Direction:
Scan the records for the string "title"; copy each line where it occurs.

Given records:
==*==
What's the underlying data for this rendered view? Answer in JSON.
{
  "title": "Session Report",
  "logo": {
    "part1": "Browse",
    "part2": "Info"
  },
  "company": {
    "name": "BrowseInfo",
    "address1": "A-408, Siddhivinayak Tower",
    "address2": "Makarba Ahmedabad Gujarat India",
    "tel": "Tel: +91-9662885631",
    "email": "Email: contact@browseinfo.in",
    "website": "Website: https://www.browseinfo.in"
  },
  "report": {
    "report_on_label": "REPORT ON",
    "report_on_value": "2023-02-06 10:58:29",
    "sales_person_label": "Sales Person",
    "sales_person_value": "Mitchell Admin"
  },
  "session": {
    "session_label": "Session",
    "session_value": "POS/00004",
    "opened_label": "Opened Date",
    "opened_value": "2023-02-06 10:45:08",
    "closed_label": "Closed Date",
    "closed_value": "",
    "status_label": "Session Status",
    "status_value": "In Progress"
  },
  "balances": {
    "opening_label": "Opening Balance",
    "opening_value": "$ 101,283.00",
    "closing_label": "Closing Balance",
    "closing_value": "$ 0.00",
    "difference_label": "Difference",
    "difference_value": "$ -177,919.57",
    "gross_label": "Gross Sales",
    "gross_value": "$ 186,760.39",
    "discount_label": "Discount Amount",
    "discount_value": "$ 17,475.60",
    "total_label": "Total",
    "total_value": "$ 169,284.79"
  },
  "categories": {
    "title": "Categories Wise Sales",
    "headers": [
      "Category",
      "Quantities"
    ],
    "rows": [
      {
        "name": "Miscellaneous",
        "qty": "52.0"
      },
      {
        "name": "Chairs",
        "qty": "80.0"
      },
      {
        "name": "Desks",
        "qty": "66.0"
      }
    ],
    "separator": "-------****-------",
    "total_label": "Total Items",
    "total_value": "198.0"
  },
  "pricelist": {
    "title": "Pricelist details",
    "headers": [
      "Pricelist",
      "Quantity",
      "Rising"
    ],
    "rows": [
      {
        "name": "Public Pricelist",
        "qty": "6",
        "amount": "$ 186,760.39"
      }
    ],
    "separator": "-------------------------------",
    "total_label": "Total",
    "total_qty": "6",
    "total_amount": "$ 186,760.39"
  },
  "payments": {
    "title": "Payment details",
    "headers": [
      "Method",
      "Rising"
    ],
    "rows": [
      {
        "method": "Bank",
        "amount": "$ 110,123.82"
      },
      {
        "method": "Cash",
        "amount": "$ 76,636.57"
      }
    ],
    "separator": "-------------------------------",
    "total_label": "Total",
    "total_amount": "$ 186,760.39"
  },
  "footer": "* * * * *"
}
==*==
Exercise output:
  "title": "Session Report",
    "title": "Categories Wise Sales",
    "title": "Pricelist details",
    "title": "Payment details",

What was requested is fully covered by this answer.